Print everything from "Section 2.3.4 of" down to "we permit General-address-literal)?" in the excerpt below on email address literals, copying it word for word.

PAGE EXCERPT:
☆ ☆ ☆ ☆
Section 2.3.4 of RFC 5321 says:
   Hosts are known by names
   (see the next section); they SHOULD NOT be identified by numerical
   addresses, i.e., by address literals as described in Section 4.1.2.

Well that is is a SHOULD NOT, not a MUST NOT. I just want to be sure that we are collectively sure that an input field that *purports to accept all deliverable email addresses*, *needs* to accept address-literal syntax.

If the answer is yes, it needs to accept address-literal syntax, shall the input field accept General-address-literal? Shall it accept IPv6-address-literal (which, by the way, will always get matched as General-address-literal, and therefore, is superfluous if we permit General-address-literal)?

My current position is that if address-literal syntax is needed, it should only accept IPv4 and IPv6 syntaxes; general address literals are not “deliverable” using the modern Internet & SMTP infrastructure. If a new address literal becomes globally routable on the public Internet and is standardized by the IETF, then the regular expression should be updated (along with billions of instances of email and Internet software). I do not have a position on whether address-literal syntax itself is needed, but I am a little skeptical that such an email address fits a working engineering definition of “deliverable” using the modern Internet & SMTP infrastructure.
☆ ☆ ☆ ☆
DATA SUPPLIED:

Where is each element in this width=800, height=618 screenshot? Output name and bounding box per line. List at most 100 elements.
☆ ☆ ☆ ☆
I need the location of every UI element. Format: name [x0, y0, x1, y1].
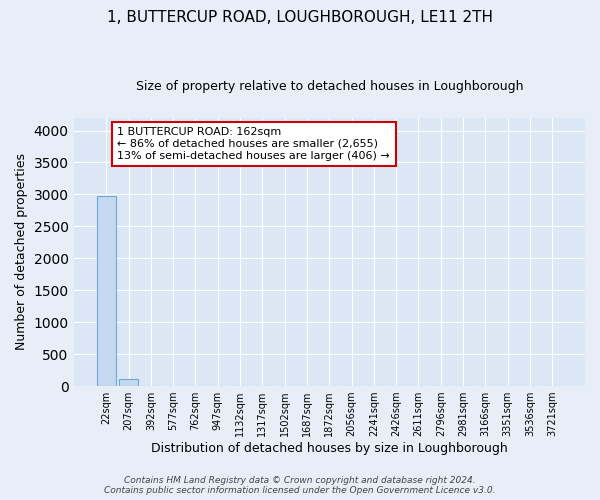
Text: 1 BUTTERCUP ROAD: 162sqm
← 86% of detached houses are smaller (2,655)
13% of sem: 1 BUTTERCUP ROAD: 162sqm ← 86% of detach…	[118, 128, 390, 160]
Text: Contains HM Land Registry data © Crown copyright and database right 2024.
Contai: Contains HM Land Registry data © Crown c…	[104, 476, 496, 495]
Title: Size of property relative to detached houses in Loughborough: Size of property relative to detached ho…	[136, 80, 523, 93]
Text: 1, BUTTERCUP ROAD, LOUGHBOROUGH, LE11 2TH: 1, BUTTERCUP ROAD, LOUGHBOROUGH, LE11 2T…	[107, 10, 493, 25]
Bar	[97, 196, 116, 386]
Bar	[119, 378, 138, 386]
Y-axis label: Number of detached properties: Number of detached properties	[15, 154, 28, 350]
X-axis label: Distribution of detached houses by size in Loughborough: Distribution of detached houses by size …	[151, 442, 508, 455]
☆ ☆ ☆ ☆
RESPONSE TO THE EXERCISE:
Section 2.3.4 of RFC 5321 says:
   Hosts are known by names
   (see the next section); they SHOULD NOT be identified by numerical
   addresses, i.e., by address literals as described in Section 4.1.2.

Well that is is a SHOULD NOT, not a MUST NOT. I just want to be sure that we are collectively sure that an input field that *purports to accept all deliverable email addresses*, *needs* to accept address-literal syntax.

If the answer is yes, it needs to accept address-literal syntax, shall the input field accept General-address-literal? Shall it accept IPv6-address-literal (which, by the way, will always get matched as General-address-literal, and therefore, is superfluous if we permit General-address-literal)?